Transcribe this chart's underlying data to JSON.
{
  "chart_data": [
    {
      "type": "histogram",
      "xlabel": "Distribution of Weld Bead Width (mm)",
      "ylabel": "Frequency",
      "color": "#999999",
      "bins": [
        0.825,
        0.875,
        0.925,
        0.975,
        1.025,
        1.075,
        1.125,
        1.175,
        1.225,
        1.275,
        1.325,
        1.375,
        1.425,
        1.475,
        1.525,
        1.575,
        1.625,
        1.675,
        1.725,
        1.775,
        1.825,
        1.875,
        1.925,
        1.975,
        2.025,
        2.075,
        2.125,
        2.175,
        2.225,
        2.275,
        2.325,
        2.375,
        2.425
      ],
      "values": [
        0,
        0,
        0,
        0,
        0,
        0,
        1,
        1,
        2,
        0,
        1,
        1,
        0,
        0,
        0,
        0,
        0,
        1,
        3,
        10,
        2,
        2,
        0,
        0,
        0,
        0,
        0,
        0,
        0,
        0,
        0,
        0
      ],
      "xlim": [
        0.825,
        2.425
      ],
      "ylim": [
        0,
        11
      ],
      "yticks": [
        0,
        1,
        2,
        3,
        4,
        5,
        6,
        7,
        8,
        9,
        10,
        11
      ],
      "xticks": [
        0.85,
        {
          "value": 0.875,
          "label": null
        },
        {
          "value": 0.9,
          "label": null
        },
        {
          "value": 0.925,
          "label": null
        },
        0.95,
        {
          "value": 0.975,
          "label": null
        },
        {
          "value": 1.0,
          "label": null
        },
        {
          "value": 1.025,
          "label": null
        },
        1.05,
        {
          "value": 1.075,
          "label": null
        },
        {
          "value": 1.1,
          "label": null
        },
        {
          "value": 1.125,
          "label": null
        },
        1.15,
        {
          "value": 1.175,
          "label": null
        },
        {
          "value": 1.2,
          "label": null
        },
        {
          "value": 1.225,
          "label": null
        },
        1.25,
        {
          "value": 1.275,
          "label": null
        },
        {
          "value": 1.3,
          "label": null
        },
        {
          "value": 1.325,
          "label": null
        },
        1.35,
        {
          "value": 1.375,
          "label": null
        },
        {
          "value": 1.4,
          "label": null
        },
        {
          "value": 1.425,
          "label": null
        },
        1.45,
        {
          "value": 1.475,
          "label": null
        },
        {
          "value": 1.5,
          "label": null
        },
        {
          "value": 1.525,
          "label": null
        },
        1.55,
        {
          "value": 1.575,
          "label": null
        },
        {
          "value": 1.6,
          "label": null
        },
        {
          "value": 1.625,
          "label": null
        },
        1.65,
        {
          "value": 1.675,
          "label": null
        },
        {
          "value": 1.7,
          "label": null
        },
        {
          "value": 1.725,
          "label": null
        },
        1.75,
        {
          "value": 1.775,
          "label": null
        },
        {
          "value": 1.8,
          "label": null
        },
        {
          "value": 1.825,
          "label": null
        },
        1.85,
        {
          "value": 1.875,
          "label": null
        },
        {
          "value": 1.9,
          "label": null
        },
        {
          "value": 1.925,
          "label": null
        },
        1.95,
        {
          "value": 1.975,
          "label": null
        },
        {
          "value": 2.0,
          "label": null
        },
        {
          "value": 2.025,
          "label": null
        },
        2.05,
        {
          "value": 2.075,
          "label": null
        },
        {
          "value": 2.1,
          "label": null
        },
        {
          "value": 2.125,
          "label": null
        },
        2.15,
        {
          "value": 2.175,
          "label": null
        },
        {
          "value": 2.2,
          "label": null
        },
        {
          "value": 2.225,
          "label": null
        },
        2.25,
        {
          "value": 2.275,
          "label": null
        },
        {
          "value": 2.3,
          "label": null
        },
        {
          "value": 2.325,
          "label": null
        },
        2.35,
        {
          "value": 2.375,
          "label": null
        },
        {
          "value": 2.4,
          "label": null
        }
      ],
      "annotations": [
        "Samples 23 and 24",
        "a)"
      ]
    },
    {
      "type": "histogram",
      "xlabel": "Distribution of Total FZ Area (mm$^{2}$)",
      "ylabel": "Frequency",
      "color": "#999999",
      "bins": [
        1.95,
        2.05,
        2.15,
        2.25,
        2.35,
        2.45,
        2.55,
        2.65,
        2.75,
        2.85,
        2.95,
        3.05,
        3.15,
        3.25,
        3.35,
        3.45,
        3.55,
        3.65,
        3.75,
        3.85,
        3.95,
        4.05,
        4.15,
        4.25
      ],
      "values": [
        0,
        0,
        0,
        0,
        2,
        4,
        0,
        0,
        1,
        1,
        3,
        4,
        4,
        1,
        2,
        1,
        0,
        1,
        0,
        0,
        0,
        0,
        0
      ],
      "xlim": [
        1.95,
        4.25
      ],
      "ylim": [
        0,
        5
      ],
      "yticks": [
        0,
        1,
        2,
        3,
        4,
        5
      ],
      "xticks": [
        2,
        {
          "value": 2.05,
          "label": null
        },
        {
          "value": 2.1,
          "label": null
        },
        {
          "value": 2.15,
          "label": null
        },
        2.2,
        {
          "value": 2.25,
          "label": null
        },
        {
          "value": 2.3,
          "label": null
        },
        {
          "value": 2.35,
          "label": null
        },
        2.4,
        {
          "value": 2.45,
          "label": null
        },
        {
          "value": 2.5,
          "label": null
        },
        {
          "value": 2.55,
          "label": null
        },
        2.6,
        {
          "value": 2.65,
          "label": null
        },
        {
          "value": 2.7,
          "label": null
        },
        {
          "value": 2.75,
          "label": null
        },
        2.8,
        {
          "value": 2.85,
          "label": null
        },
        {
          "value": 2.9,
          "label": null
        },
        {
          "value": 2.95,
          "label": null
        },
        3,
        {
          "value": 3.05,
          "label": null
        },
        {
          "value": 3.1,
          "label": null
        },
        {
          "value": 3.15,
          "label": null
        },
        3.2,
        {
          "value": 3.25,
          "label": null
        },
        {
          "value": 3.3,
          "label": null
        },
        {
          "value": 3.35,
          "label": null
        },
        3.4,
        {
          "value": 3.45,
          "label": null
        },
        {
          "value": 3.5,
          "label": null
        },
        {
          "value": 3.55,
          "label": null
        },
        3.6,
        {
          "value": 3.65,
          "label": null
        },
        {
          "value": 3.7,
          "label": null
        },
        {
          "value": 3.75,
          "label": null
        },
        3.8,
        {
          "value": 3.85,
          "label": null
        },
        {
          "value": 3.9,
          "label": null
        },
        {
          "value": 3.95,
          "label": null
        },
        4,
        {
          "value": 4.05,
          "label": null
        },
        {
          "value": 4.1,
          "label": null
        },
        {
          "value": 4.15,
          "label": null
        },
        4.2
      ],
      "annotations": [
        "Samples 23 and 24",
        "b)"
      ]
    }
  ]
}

## WHAT YOU WILL DO
Copy all data exactly, start to finish.

## FINAL RESULT
Transcribe this chart's underlying data to JSON.
{
  "chart_data": [
    {
      "type": "histogram",
      "xlabel": "Distribution of Weld Bead Width (mm)",
      "ylabel": "Frequency",
      "color": "#999999",
      "bins": [
        0.825,
        0.875,
        0.925,
        0.975,
        1.025,
        1.075,
        1.125,
        1.175,
        1.225,
        1.275,
        1.325,
        1.375,
        1.425,
        1.475,
        1.525,
        1.575,
        1.625,
        1.675,
        1.725,
        1.775,
        1.825,
        1.875,
        1.925,
        1.975,
        2.025,
        2.075,
        2.125,
        2.175,
        2.225,
        2.275,
        2.325,
        2.375,
        2.425
      ],
      "values": [
        0,
        0,
        0,
        0,
        0,
        0,
        1,
        1,
        2,
        0,
        1,
        1,
        0,
        0,
        0,
        0,
        0,
        1,
        3,
        10,
        2,
        2,
        0,
        0,
        0,
        0,
        0,
        0,
        0,
        0,
        0,
        0
      ],
      "xlim": [
        0.825,
        2.425
      ],
      "ylim": [
        0,
        11
      ],
      "yticks": [
        0,
        1,
        2,
        3,
        4,
        5,
        6,
        7,
        8,
        9,
        10,
        11
      ],
      "xticks": [
        0.85,
        {
          "value": 0.875,
          "label": null
        },
        {
          "value": 0.9,
          "label": null
        },
        {
          "value": 0.925,
          "label": null
        },
        0.95,
        {
          "value": 0.975,
          "label": null
        },
        {
          "value": 1.0,
          "label": null
        },
        {
          "value": 1.025,
          "label": null
        },
        1.05,
        {
          "value": 1.075,
          "label": null
        },
        {
          "value": 1.1,
          "label": null
        },
        {
          "value": 1.125,
          "label": null
        },
        1.15,
        {
          "value": 1.175,
          "label": null
        },
        {
          "value": 1.2,
          "label": null
        },
        {
          "value": 1.225,
          "label": null
        },
        1.25,
        {
          "value": 1.275,
          "label": null
        },
        {
          "value": 1.3,
          "label": null
        },
        {
          "value": 1.325,
          "label": null
        },
        1.35,
        {
          "value": 1.375,
          "label": null
        },
        {
          "value": 1.4,
          "label": null
        },
        {
          "value": 1.425,
          "label": null
        },
        1.45,
        {
          "value": 1.475,
          "label": null
        },
        {
          "value": 1.5,
          "label": null
        },
        {
          "value": 1.525,
          "label": null
        },
        1.55,
        {
          "value": 1.575,
          "label": null
        },
        {
          "value": 1.6,
          "label": null
        },
        {
          "value": 1.625,
          "label": null
        },
        1.65,
        {
          "value": 1.675,
          "label": null
        },
        {
          "value": 1.7,
          "label": null
        },
        {
          "value": 1.725,
          "label": null
        },
        1.75,
        {
          "value": 1.775,
          "label": null
        },
        {
          "value": 1.8,
          "label": null
        },
        {
          "value": 1.825,
          "label": null
        },
        1.85,
        {
          "value": 1.875,
          "label": null
        },
        {
          "value": 1.9,
          "label": null
        },
        {
          "value": 1.925,
          "label": null
        },
        1.95,
        {
          "value": 1.975,
          "label": null
        },
        {
          "value": 2.0,
          "label": null
        },
        {
          "value": 2.025,
          "label": null
        },
        2.05,
        {
          "value": 2.075,
          "label": null
        },
        {
          "value": 2.1,
          "label": null
        },
        {
          "value": 2.125,
          "label": null
        },
        2.15,
        {
          "value": 2.175,
          "label": null
        },
        {
          "value": 2.2,
          "label": null
        },
        {
          "value": 2.225,
          "label": null
        },
        2.25,
        {
          "value": 2.275,
          "label": null
        },
        {
          "value": 2.3,
          "label": null
        },
        {
          "value": 2.325,
          "label": null
        },
        2.35,
        {
          "value": 2.375,
          "label": null
        },
        {
          "value": 2.4,
          "label": null
        }
      ],
      "annotations": [
        "Samples 23 and 24",
        "a)"
      ]
    },
    {
      "type": "histogram",
      "xlabel": "Distribution of Total FZ Area (mm$^{2}$)",
      "ylabel": "Frequency",
      "color": "#999999",
      "bins": [
        1.95,
        2.05,
        2.15,
        2.25,
        2.35,
        2.45,
        2.55,
        2.65,
        2.75,
        2.85,
        2.95,
        3.05,
        3.15,
        3.25,
        3.35,
        3.45,
        3.55,
        3.65,
        3.75,
        3.85,
        3.95,
        4.05,
        4.15,
        4.25
      ],
      "values": [
        0,
        0,
        0,
        0,
        2,
        4,
        0,
        0,
        1,
        1,
        3,
        4,
        4,
        1,
        2,
        1,
        0,
        1,
        0,
        0,
        0,
        0,
        0
      ],
      "xlim": [
        1.95,
        4.25
      ],
      "ylim": [
        0,
        5
      ],
      "yticks": [
        0,
        1,
        2,
        3,
        4,
        5
      ],
      "xticks": [
        2,
        {
          "value": 2.05,
          "label": null
        },
        {
          "value": 2.1,
          "label": null
        },
        {
          "value": 2.15,
          "label": null
        },
        2.2,
        {
          "value": 2.25,
          "label": null
        },
        {
          "value": 2.3,
          "label": null
        },
        {
          "value": 2.35,
          "label": null
        },
        2.4,
        {
          "value": 2.45,
          "label": null
        },
        {
          "value": 2.5,
          "label": null
        },
        {
          "value": 2.55,
          "label": null
        },
        2.6,
        {
          "value": 2.65,
          "label": null
        },
        {
          "value": 2.7,
          "label": null
        },
        {
          "value": 2.75,
          "label": null
        },
        2.8,
        {
          "value": 2.85,
          "label": null
        },
        {
          "value": 2.9,
          "label": null
        },
        {
          "value": 2.95,
          "label": null
        },
        3,
        {
          "value": 3.05,
          "label": null
        },
        {
          "value": 3.1,
          "label": null
        },
        {
          "value": 3.15,
          "label": null
        },
        3.2,
        {
          "value": 3.25,
          "label": null
        },
        {
          "value": 3.3,
          "label": null
        },
        {
          "value": 3.35,
          "label": null
        },
        3.4,
        {
          "value": 3.45,
          "label": null
        },
        {
          "value": 3.5,
          "label": null
        },
        {
          "value": 3.55,
          "label": null
        },
        3.6,
        {
          "value": 3.65,
          "label": null
        },
        {
          "value": 3.7,
          "label": null
        },
        {
          "value": 3.75,
          "label": null
        },
        3.8,
        {
          "value": 3.85,
          "label": null
        },
        {
          "value": 3.9,
          "label": null
        },
        {
          "value": 3.95,
          "label": null
        },
        4,
        {
          "value": 4.05,
          "label": null
        },
        {
          "value": 4.1,
          "label": null
        },
        {
          "value": 4.15,
          "label": null
        },
        4.2
      ],
      "annotations": [
        "Samples 23 and 24",
        "b)"
      ]
    }
  ]
}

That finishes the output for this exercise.